Il Protocollo di Kyoto: debole ma necessario.

Il protocollo di Kyoto fu pubblicato l’11 dicembre 1997 ma entrò in vigore il 16 febbraio del 2005. L’obiettivo della COP3 (Conference of Parties) fu quello di ridurre le emissioni di CO2 del 5,5% entro il 2012, considerando quelle prodotte nel 1990.




Nel 2001 il maggior partner, gli Stati Uniti, non ratificarono il protocollo per volere dell’allora Presidente George W. Bush. Considerando il peso americano, che da solo contribuiva per la maggiore alla percentuale delle emissioni di CO2 nel mondo, portò i restanti paesi a ritrarre sulla cifra che dal 5,5% passò al 4,2%.

I detrattori del protocollo lo criticarono per gli scarsi risultati prodotti nel periodo di riferimento 2008-2012. Confrontando i dati del 1990 con quelli del 2012, i firmatari ridussero mediamente le emissioni non del 4,2% bensì del 16%. Le cifre ovviamente diversero da paese a paese: il Giappone non ridusse le sue emissioni ma bensì le aumentò, lo stesso valse per Norvegia, Danimarca, Svizzera, Spagna e in larga misura Lichtestein, Austria e Lussemburgo.

Il protocollo di Kyoto mostrò ai più che una riduzione delle emissioni di gas serra non corrisponde un peggioramento nell’ambito economico e fu il primo passo con cui gli stati dimostrarono una volontà in ambito di salvaguardia ambientale, seppur il protocollo non prevedette vincoli agli stessi.

Un protocollo di Kyoto 2.0 si ritrovò con l’accordo di Parigi del 2015 (COP21), una versione aggiornata e migliorata del precedente. Quest’ultimo infatti prevedette un sistema di modifica degli obiettivi a cadenza quinquennale e la comprensione negli accordi delle grandi potenze emergenti in ambito industriale (la Cina al tempo di Kyoto contribuiva ad 1/3 delle emissioni rispetto quelle odierne).

L’ambiente è una tematica fondamentale alla quale chiediamo alla nostra classe politica di occuparsene in maniera adeguata poiché abbiamo un obbligo morale: lasciare alle future generazioni un pianeta sano e vivibile, almeno nella stessa misura con la quale l’abbiamo conosciuto noi.

● ● ● ●

=== Consegna A ===
Cita dal testo sul protocollo di Kyoto il passo compreso tra "I detrattori del" e "vincoli agli stessi.", estremi inclusi.

[Annotazioni degli elementi della pagina]
● ● ● ●

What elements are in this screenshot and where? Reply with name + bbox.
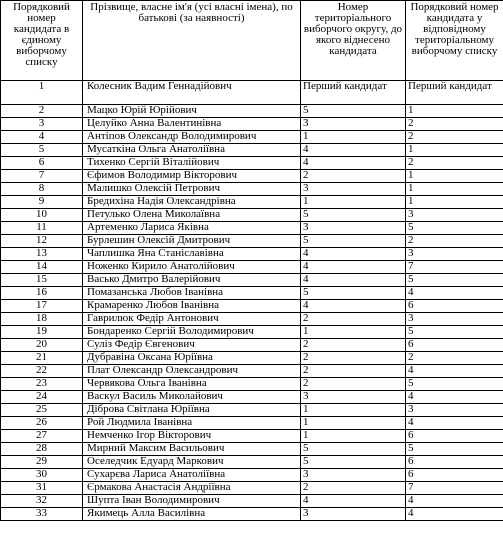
position-number-cell: 3 — [406, 313, 503, 326]
district-number-cell: 5 — [301, 105, 406, 118]
candidate-number-cell: 10 — [1, 209, 83, 222]
candidate-number-cell: 14 — [1, 261, 83, 274]
candidate-name-cell: Бурлешин Олексій Дмитрович — [83, 235, 301, 248]
candidate-name-cell: Плат Олександр Олександрович — [83, 365, 301, 378]
header-candidate-number: Порядковий номер кандидата в єдиному виборчому списку — [1, 1, 83, 81]
position-number-cell: 7 — [406, 482, 503, 495]
position-number-cell: 1 — [406, 183, 503, 196]
candidate-name-cell: Колесник Вадим Геннадійович — [83, 81, 301, 105]
district-number-cell: 5 — [301, 456, 406, 469]
table-row — [1, 248, 503, 261]
candidate-number-cell: 27 — [1, 430, 83, 443]
district-number-cell: 1 — [301, 417, 406, 430]
table-row — [1, 365, 503, 378]
district-number-cell: 2 — [301, 482, 406, 495]
candidate-number-cell: 3 — [1, 118, 83, 131]
table-row — [1, 287, 503, 300]
district-number-cell: 4 — [301, 274, 406, 287]
candidate-name-cell: Антіпов Олександр Володимирович — [83, 131, 301, 144]
table-row — [1, 81, 503, 105]
candidate-name-cell: Ноженко Кирило Анатолійович — [83, 261, 301, 274]
position-number-cell: 5 — [406, 222, 503, 235]
district-number-cell: 5 — [301, 235, 406, 248]
candidate-number-cell: 22 — [1, 365, 83, 378]
header-full-name: Прізвище, власне ім'я (усі власні імена), по батькові (за наявності) — [83, 1, 301, 81]
position-number-cell: 1 — [406, 196, 503, 209]
candidate-name-cell: Малишко Олексій Петрович — [83, 183, 301, 196]
position-number-cell: 7 — [406, 261, 503, 274]
candidate-number-cell: 11 — [1, 222, 83, 235]
candidate-name-cell: Гаврилюк Федір Антонович — [83, 313, 301, 326]
candidate-name-cell: Якимець Алла Василівна — [83, 508, 301, 521]
position-number-cell: 5 — [406, 378, 503, 391]
table-row — [1, 105, 503, 118]
district-number-cell: 1 — [301, 196, 406, 209]
position-number-cell: 2 — [406, 157, 503, 170]
table-row — [1, 313, 503, 326]
district-number-cell: 2 — [301, 352, 406, 365]
position-number-cell: 2 — [406, 131, 503, 144]
candidate-name-cell: Оселедчик Едуард Маркович — [83, 456, 301, 469]
district-number-cell: 2 — [301, 339, 406, 352]
district-number-cell: 4 — [301, 144, 406, 157]
position-number-cell: 5 — [406, 443, 503, 456]
district-number-cell: 1 — [301, 326, 406, 339]
district-number-cell: 4 — [301, 248, 406, 261]
table-row — [1, 235, 503, 248]
district-number-cell: 3 — [301, 508, 406, 521]
candidate-number-cell: 32 — [1, 495, 83, 508]
table-body — [1, 81, 503, 521]
candidate-number-cell: 26 — [1, 417, 83, 430]
table-row — [1, 352, 503, 365]
candidate-number-cell: 30 — [1, 469, 83, 482]
candidate-number-cell: 17 — [1, 300, 83, 313]
candidate-name-cell: Суліз Федір Євгенович — [83, 339, 301, 352]
position-number-cell: 4 — [406, 391, 503, 404]
candidate-number-cell: 8 — [1, 183, 83, 196]
table-row — [1, 430, 503, 443]
position-number-cell: 4 — [406, 508, 503, 521]
district-number-cell: 4 — [301, 300, 406, 313]
district-number-cell: 4 — [301, 261, 406, 274]
candidate-name-cell: Єфимов Володимир Вікторович — [83, 170, 301, 183]
candidate-name-cell: Мирний Максим Васильович — [83, 443, 301, 456]
header-district-number: Номер територіального виборчого округу, до якого віднесено кандидата — [301, 1, 406, 81]
table-row — [1, 508, 503, 521]
candidate-name-cell: Тихенко Сергій Віталійович — [83, 157, 301, 170]
candidate-number-cell: 20 — [1, 339, 83, 352]
candidate-name-cell: Дубравіна Оксана Юріївна — [83, 352, 301, 365]
position-number-cell: 6 — [406, 300, 503, 313]
table-row — [1, 443, 503, 456]
candidate-number-cell: 12 — [1, 235, 83, 248]
candidate-number-cell: 25 — [1, 404, 83, 417]
candidate-number-cell: 7 — [1, 170, 83, 183]
table-row — [1, 404, 503, 417]
position-number-cell: 6 — [406, 456, 503, 469]
candidate-number-cell: 19 — [1, 326, 83, 339]
position-number-cell: 3 — [406, 248, 503, 261]
district-number-cell: 4 — [301, 157, 406, 170]
district-number-cell: 3 — [301, 118, 406, 131]
position-number-cell: 1 — [406, 105, 503, 118]
position-number-cell: 2 — [406, 352, 503, 365]
candidate-name-cell: Немченко Ігор Вікторович — [83, 430, 301, 443]
district-number-cell: 2 — [301, 313, 406, 326]
table-row — [1, 495, 503, 508]
table-row — [1, 209, 503, 222]
table-row — [1, 378, 503, 391]
candidate-number-cell: 1 — [1, 81, 83, 105]
table-row — [1, 456, 503, 469]
candidate-name-cell: Целуйко Анна Валентинівна — [83, 118, 301, 131]
table-row — [1, 157, 503, 170]
table-row — [1, 339, 503, 352]
position-number-cell: 4 — [406, 287, 503, 300]
candidate-name-cell: Петулько Олена Миколаївна — [83, 209, 301, 222]
candidate-number-cell: 28 — [1, 443, 83, 456]
candidate-name-cell: Артеменко Лариса Яківна — [83, 222, 301, 235]
candidate-name-cell: Бондаренко Сергій Володимирович — [83, 326, 301, 339]
district-number-cell: 3 — [301, 183, 406, 196]
table-row — [1, 326, 503, 339]
district-number-cell: 2 — [301, 365, 406, 378]
candidate-name-cell: Єрмакова Анастасія Андріївна — [83, 482, 301, 495]
candidate-number-cell: 16 — [1, 287, 83, 300]
table-row — [1, 274, 503, 287]
position-number-cell: 6 — [406, 430, 503, 443]
candidate-number-cell: 21 — [1, 352, 83, 365]
position-number-cell: 2 — [406, 235, 503, 248]
table-row — [1, 170, 503, 183]
candidate-name-cell: Помазанська Любов Іванівна — [83, 287, 301, 300]
candidate-number-cell: 29 — [1, 456, 83, 469]
district-number-cell: 1 — [301, 404, 406, 417]
table-row — [1, 261, 503, 274]
candidate-number-cell: 2 — [1, 105, 83, 118]
district-number-cell: 4 — [301, 495, 406, 508]
table-row — [1, 131, 503, 144]
table-row — [1, 183, 503, 196]
district-number-cell: 3 — [301, 222, 406, 235]
position-number-cell: 4 — [406, 365, 503, 378]
candidate-number-cell: 33 — [1, 508, 83, 521]
candidate-number-cell: 5 — [1, 144, 83, 157]
candidate-name-cell: Крамаренко Любов Іванівна — [83, 300, 301, 313]
table-row — [1, 417, 503, 430]
position-number-cell: 1 — [406, 144, 503, 157]
candidate-number-cell: 6 — [1, 157, 83, 170]
table-row — [1, 391, 503, 404]
header-position-in-district-list: Порядковий номер кандидата у відповідному територіальному виборчому списку — [406, 1, 503, 81]
candidate-number-cell: 4 — [1, 131, 83, 144]
position-number-cell: 3 — [406, 209, 503, 222]
table-row — [1, 144, 503, 157]
district-number-cell: 5 — [301, 443, 406, 456]
position-number-cell: 2 — [406, 118, 503, 131]
position-number-cell: 3 — [406, 404, 503, 417]
candidate-name-cell: Червякова Ольга Іванівна — [83, 378, 301, 391]
district-number-cell: 1 — [301, 131, 406, 144]
district-number-cell: 5 — [301, 287, 406, 300]
district-number-cell: 2 — [301, 170, 406, 183]
candidate-number-cell: 23 — [1, 378, 83, 391]
candidate-name-cell: Мусаткіна Ольга Анатоліївна — [83, 144, 301, 157]
position-number-cell: 6 — [406, 469, 503, 482]
candidate-name-cell: Васкул Василь Миколайович — [83, 391, 301, 404]
table-row — [1, 469, 503, 482]
position-number-cell: Перший кандидат — [406, 81, 503, 105]
position-number-cell: 5 — [406, 274, 503, 287]
candidate-name-cell: Васько Дмитро Валерійович — [83, 274, 301, 287]
candidate-name-cell: Сухарєва Лариса Анатоліївна — [83, 469, 301, 482]
position-number-cell: 1 — [406, 170, 503, 183]
district-number-cell: 2 — [301, 378, 406, 391]
district-number-cell: 3 — [301, 469, 406, 482]
district-number-cell: 5 — [301, 209, 406, 222]
candidate-name-cell: Бредихіна Надія Олександрівна — [83, 196, 301, 209]
district-number-cell: 1 — [301, 430, 406, 443]
district-number-cell: Перший кандидат — [301, 81, 406, 105]
table-header-row — [1, 1, 503, 81]
table-row — [1, 482, 503, 495]
candidate-number-cell: 24 — [1, 391, 83, 404]
candidate-number-cell: 15 — [1, 274, 83, 287]
position-number-cell: 6 — [406, 339, 503, 352]
table-row — [1, 222, 503, 235]
candidate-name-cell: Рой Людмила Іванівна — [83, 417, 301, 430]
candidate-number-cell: 13 — [1, 248, 83, 261]
candidate-number-cell: 31 — [1, 482, 83, 495]
position-number-cell: 4 — [406, 495, 503, 508]
table-row — [1, 300, 503, 313]
position-number-cell: 5 — [406, 326, 503, 339]
district-number-cell: 3 — [301, 391, 406, 404]
candidate-number-cell: 9 — [1, 196, 83, 209]
position-number-cell: 4 — [406, 417, 503, 430]
candidate-name-cell: Чаплишка Яна Станіславівна — [83, 248, 301, 261]
table-row — [1, 196, 503, 209]
candidate-name-cell: Шупта Іван Володимирович — [83, 495, 301, 508]
candidate-number-cell: 18 — [1, 313, 83, 326]
table-row — [1, 118, 503, 131]
candidate-name-cell: Діброва Світлана Юріївна — [83, 404, 301, 417]
candidate-name-cell: Мацко Юрій Юрійович — [83, 105, 301, 118]
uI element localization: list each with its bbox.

● ● ● ●

=== Consegna B ===
Nell'elenco, riporta soltanto le righe comprese tra quella che contiene "position-number-cell: 3 — [406, 313, 503, 326]" e quella che contiene "candidate-name-cell: Плат Олександр", entrambe incluse, sostituendo "candidate-name-cell" con "candidate-full-name" e lasciando invariato tutto il resto.

=== Risultato corretto A ===
I detrattori del protocollo lo criticarono per gli scarsi risultati prodotti nel periodo di riferimento 2008-2012. Confrontando i dati del 1990 con quelli del 2012, i firmatari ridussero mediamente le emissioni non del 4,2% bensì del 16%. Le cifre ovviamente diversero da paese a paese: il Giappone non ridusse le sue emissioni ma bensì le aumentò, lo stesso valse per Norvegia, Danimarca, Svizzera, Spagna e in larga misura Lichtestein, Austria e Lussemburgo.

Il protocollo di Kyoto mostrò ai più che una riduzione delle emissioni di gas serra non corrisponde un peggioramento nell’ambito economico e fu il primo passo con cui gli stati dimostrarono una volontà in ambito di salvaguardia ambientale, seppur il protocollo non prevedette vincoli agli stessi.

=== Risultato corretto B ===
position-number-cell: 3 — [406, 313, 503, 326]
district-number-cell: 5 — [301, 105, 406, 118]
candidate-number-cell: 10 — [1, 209, 83, 222]
candidate-number-cell: 14 — [1, 261, 83, 274]
candidate-full-name: Бурлешин Олексій Дмитрович — [83, 235, 301, 248]
candidate-full-name: Плат Олександр Олександрович — [83, 365, 301, 378]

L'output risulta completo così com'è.